Task to carry out
Every line of the data that contains the string "Radial" must be copied.

Figure content listings:
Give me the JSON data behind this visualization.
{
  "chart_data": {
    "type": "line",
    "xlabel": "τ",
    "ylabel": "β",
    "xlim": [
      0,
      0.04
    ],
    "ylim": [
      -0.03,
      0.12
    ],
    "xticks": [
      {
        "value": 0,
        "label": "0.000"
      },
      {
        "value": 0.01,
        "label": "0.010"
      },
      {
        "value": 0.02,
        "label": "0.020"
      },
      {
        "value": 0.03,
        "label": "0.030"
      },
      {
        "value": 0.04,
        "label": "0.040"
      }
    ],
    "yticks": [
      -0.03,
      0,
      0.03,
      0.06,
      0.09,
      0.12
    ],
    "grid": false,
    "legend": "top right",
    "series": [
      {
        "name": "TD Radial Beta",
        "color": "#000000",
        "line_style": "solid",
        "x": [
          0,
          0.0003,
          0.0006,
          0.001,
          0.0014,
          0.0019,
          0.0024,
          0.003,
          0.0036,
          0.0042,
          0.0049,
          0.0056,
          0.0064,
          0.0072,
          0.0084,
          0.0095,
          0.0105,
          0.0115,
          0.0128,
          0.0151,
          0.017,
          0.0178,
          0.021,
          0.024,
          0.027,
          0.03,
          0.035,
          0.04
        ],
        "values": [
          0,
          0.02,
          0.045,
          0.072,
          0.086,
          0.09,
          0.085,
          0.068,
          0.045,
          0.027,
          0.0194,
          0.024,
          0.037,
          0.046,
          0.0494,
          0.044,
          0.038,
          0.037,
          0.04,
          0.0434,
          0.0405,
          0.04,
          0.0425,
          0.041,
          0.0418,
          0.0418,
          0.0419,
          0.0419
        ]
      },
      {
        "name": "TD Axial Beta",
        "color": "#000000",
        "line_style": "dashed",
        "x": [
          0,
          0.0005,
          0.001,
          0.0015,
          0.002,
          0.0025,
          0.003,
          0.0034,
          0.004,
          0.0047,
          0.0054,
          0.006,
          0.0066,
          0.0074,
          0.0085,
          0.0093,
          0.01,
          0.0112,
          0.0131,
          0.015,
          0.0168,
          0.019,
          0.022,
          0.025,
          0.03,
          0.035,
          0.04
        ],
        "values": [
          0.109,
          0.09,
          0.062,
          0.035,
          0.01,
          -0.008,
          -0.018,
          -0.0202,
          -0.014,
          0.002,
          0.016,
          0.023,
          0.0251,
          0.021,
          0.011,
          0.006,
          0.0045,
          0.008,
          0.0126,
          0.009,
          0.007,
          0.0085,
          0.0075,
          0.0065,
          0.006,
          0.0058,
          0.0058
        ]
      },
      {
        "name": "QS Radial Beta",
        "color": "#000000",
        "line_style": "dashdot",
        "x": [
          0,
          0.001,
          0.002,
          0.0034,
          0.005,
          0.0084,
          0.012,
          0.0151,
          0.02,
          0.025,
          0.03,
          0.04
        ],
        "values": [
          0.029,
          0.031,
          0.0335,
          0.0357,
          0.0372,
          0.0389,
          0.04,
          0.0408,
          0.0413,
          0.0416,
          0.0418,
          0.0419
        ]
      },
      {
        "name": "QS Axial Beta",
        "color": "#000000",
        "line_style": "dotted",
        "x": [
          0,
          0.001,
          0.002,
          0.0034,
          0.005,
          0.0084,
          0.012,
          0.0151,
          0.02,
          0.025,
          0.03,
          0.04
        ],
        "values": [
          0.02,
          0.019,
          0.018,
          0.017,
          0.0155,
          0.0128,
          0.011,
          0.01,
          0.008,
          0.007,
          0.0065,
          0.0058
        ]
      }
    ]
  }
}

Response
        "name": "TD Radial Beta",
        "name": "QS Radial Beta",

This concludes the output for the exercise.